Prompt: Copy out all of the data exactly as it appears.

START

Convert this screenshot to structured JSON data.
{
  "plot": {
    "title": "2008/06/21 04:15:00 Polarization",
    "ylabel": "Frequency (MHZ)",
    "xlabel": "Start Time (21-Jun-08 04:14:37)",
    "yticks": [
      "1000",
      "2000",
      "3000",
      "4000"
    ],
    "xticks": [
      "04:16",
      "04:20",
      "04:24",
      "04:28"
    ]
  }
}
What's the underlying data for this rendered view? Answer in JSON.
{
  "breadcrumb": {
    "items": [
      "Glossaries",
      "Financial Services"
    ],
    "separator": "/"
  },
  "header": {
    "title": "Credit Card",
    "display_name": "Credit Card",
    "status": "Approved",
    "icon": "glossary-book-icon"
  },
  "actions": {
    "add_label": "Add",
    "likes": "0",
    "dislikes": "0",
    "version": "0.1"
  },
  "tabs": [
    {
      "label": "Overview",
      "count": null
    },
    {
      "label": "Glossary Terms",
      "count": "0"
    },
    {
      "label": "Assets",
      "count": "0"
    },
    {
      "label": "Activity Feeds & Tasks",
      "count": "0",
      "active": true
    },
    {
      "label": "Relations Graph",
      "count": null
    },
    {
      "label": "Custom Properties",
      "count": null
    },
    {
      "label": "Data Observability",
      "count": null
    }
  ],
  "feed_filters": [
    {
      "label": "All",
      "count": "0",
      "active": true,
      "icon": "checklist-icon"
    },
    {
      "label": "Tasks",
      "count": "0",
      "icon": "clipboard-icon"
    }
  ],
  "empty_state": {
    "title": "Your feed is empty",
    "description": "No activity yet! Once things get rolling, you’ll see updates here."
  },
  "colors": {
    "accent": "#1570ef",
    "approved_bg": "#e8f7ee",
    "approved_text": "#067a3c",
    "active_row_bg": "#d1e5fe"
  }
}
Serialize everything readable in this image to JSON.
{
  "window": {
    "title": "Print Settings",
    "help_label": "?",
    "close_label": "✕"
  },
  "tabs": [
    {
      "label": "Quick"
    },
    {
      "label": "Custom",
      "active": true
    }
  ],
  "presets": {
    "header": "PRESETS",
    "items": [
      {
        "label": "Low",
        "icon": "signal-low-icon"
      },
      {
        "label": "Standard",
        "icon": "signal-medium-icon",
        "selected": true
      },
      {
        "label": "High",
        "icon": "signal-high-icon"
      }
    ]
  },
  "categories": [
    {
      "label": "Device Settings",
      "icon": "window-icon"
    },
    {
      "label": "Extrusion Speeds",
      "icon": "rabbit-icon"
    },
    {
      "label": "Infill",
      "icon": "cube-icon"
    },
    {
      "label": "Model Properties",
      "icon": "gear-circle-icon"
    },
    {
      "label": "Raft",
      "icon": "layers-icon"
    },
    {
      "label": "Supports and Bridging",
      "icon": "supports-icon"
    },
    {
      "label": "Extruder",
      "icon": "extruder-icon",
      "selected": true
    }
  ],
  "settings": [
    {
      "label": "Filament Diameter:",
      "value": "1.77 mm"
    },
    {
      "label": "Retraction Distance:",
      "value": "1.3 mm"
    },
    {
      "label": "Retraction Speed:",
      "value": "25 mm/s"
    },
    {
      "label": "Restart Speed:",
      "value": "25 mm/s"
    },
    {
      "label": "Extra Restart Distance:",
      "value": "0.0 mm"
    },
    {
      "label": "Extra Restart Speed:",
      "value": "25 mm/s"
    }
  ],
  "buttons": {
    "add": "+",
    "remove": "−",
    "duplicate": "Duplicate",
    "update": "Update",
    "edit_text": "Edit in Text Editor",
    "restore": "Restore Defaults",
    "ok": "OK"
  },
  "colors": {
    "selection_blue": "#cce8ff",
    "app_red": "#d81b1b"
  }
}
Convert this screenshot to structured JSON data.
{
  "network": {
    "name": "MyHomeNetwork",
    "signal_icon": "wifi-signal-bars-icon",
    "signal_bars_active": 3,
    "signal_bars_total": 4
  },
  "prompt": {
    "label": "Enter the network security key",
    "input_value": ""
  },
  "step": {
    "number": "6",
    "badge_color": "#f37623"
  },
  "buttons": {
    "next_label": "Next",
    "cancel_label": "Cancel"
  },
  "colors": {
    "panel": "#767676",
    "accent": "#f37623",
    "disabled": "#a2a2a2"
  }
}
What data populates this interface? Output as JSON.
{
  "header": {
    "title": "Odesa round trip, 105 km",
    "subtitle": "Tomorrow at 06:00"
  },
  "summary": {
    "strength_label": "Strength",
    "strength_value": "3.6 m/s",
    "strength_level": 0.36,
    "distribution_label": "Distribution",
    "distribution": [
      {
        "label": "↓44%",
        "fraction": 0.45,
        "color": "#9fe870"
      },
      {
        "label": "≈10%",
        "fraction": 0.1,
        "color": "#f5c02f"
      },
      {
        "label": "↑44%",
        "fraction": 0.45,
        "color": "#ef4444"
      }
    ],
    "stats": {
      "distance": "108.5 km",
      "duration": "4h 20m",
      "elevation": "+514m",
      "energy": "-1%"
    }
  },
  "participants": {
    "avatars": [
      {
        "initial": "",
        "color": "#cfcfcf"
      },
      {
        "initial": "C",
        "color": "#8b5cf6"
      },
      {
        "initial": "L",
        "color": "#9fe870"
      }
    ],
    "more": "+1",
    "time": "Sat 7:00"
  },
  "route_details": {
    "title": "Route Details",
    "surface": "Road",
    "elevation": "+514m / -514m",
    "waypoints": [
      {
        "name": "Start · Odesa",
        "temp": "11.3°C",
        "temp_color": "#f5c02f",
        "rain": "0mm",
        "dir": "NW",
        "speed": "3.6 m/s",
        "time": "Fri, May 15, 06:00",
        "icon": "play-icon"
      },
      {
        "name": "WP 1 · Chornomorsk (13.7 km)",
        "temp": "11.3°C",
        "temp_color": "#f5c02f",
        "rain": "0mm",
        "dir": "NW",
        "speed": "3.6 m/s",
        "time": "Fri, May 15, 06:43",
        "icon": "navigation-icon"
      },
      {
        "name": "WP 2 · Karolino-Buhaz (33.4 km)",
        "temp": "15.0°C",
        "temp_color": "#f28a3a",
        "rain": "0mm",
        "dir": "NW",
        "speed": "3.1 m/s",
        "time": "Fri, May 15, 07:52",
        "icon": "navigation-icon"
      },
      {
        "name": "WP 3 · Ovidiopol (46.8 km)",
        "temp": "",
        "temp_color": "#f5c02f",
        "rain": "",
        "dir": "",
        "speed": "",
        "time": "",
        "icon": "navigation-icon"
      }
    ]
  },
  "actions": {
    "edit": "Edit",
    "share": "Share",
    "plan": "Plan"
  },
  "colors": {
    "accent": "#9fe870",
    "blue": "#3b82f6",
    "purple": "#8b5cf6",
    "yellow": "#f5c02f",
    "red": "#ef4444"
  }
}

END

Answer in full:
Convert this screenshot to structured JSON data.
{
  "plot": {
    "title": "2008/06/21 04:15:00 Polarization",
    "ylabel": "Frequency (MHZ)",
    "xlabel": "Start Time (21-Jun-08 04:14:37)",
    "yticks": [
      "1000",
      "2000",
      "3000",
      "4000"
    ],
    "xticks": [
      "04:16",
      "04:20",
      "04:24",
      "04:28"
    ]
  }
}
What's the underlying data for this rendered view? Answer in JSON.
{
  "breadcrumb": {
    "items": [
      "Glossaries",
      "Financial Services"
    ],
    "separator": "/"
  },
  "header": {
    "title": "Credit Card",
    "display_name": "Credit Card",
    "status": "Approved",
    "icon": "glossary-book-icon"
  },
  "actions": {
    "add_label": "Add",
    "likes": "0",
    "dislikes": "0",
    "version": "0.1"
  },
  "tabs": [
    {
      "label": "Overview",
      "count": null
    },
    {
      "label": "Glossary Terms",
      "count": "0"
    },
    {
      "label": "Assets",
      "count": "0"
    },
    {
      "label": "Activity Feeds & Tasks",
      "count": "0",
      "active": true
    },
    {
      "label": "Relations Graph",
      "count": null
    },
    {
      "label": "Custom Properties",
      "count": null
    },
    {
      "label": "Data Observability",
      "count": null
    }
  ],
  "feed_filters": [
    {
      "label": "All",
      "count": "0",
      "active": true,
      "icon": "checklist-icon"
    },
    {
      "label": "Tasks",
      "count": "0",
      "icon": "clipboard-icon"
    }
  ],
  "empty_state": {
    "title": "Your feed is empty",
    "description": "No activity yet! Once things get rolling, you’ll see updates here."
  },
  "colors": {
    "accent": "#1570ef",
    "approved_bg": "#e8f7ee",
    "approved_text": "#067a3c",
    "active_row_bg": "#d1e5fe"
  }
}
Serialize everything readable in this image to JSON.
{
  "window": {
    "title": "Print Settings",
    "help_label": "?",
    "close_label": "✕"
  },
  "tabs": [
    {
      "label": "Quick"
    },
    {
      "label": "Custom",
      "active": true
    }
  ],
  "presets": {
    "header": "PRESETS",
    "items": [
      {
        "label": "Low",
        "icon": "signal-low-icon"
      },
      {
        "label": "Standard",
        "icon": "signal-medium-icon",
        "selected": true
      },
      {
        "label": "High",
        "icon": "signal-high-icon"
      }
    ]
  },
  "categories": [
    {
      "label": "Device Settings",
      "icon": "window-icon"
    },
    {
      "label": "Extrusion Speeds",
      "icon": "rabbit-icon"
    },
    {
      "label": "Infill",
      "icon": "cube-icon"
    },
    {
      "label": "Model Properties",
      "icon": "gear-circle-icon"
    },
    {
      "label": "Raft",
      "icon": "layers-icon"
    },
    {
      "label": "Supports and Bridging",
      "icon": "supports-icon"
    },
    {
      "label": "Extruder",
      "icon": "extruder-icon",
      "selected": true
    }
  ],
  "settings": [
    {
      "label": "Filament Diameter:",
      "value": "1.77 mm"
    },
    {
      "label": "Retraction Distance:",
      "value": "1.3 mm"
    },
    {
      "label": "Retraction Speed:",
      "value": "25 mm/s"
    },
    {
      "label": "Restart Speed:",
      "value": "25 mm/s"
    },
    {
      "label": "Extra Restart Distance:",
      "value": "0.0 mm"
    },
    {
      "label": "Extra Restart Speed:",
      "value": "25 mm/s"
    }
  ],
  "buttons": {
    "add": "+",
    "remove": "−",
    "duplicate": "Duplicate",
    "update": "Update",
    "edit_text": "Edit in Text Editor",
    "restore": "Restore Defaults",
    "ok": "OK"
  },
  "colors": {
    "selection_blue": "#cce8ff",
    "app_red": "#d81b1b"
  }
}
Convert this screenshot to structured JSON data.
{
  "network": {
    "name": "MyHomeNetwork",
    "signal_icon": "wifi-signal-bars-icon",
    "signal_bars_active": 3,
    "signal_bars_total": 4
  },
  "prompt": {
    "label": "Enter the network security key",
    "input_value": ""
  },
  "step": {
    "number": "6",
    "badge_color": "#f37623"
  },
  "buttons": {
    "next_label": "Next",
    "cancel_label": "Cancel"
  },
  "colors": {
    "panel": "#767676",
    "accent": "#f37623",
    "disabled": "#a2a2a2"
  }
}
What data populates this interface? Output as JSON.
{
  "header": {
    "title": "Odesa round trip, 105 km",
    "subtitle": "Tomorrow at 06:00"
  },
  "summary": {
    "strength_label": "Strength",
    "strength_value": "3.6 m/s",
    "strength_level": 0.36,
    "distribution_label": "Distribution",
    "distribution": [
      {
        "label": "↓44%",
        "fraction": 0.45,
        "color": "#9fe870"
      },
      {
        "label": "≈10%",
        "fraction": 0.1,
        "color": "#f5c02f"
      },
      {
        "label": "↑44%",
        "fraction": 0.45,
        "color": "#ef4444"
      }
    ],
    "stats": {
      "distance": "108.5 km",
      "duration": "4h 20m",
      "elevation": "+514m",
      "energy": "-1%"
    }
  },
  "participants": {
    "avatars": [
      {
        "initial": "",
        "color": "#cfcfcf"
      },
      {
        "initial": "C",
        "color": "#8b5cf6"
      },
      {
        "initial": "L",
        "color": "#9fe870"
      }
    ],
    "more": "+1",
    "time": "Sat 7:00"
  },
  "route_details": {
    "title": "Route Details",
    "surface": "Road",
    "elevation": "+514m / -514m",
    "waypoints": [
      {
        "name": "Start · Odesa",
        "temp": "11.3°C",
        "temp_color": "#f5c02f",
        "rain": "0mm",
        "dir": "NW",
        "speed": "3.6 m/s",
        "time": "Fri, May 15, 06:00",
        "icon": "play-icon"
      },
      {
        "name": "WP 1 · Chornomorsk (13.7 km)",
        "temp": "11.3°C",
        "temp_color": "#f5c02f",
        "rain": "0mm",
        "dir": "NW",
        "speed": "3.6 m/s",
        "time": "Fri, May 15, 06:43",
        "icon": "navigation-icon"
      },
      {
        "name": "WP 2 · Karolino-Buhaz (33.4 km)",
        "temp": "15.0°C",
        "temp_color": "#f28a3a",
        "rain": "0mm",
        "dir": "NW",
        "speed": "3.1 m/s",
        "time": "Fri, May 15, 07:52",
        "icon": "navigation-icon"
      },
      {
        "name": "WP 3 · Ovidiopol (46.8 km)",
        "temp": "",
        "temp_color": "#f5c02f",
        "rain": "",
        "dir": "",
        "speed": "",
        "time": "",
        "icon": "navigation-icon"
      }
    ]
  },
  "actions": {
    "edit": "Edit",
    "share": "Share",
    "plan": "Plan"
  },
  "colors": {
    "accent": "#9fe870",
    "blue": "#3b82f6",
    "purple": "#8b5cf6",
    "yellow": "#f5c02f",
    "red": "#ef4444"
  }
}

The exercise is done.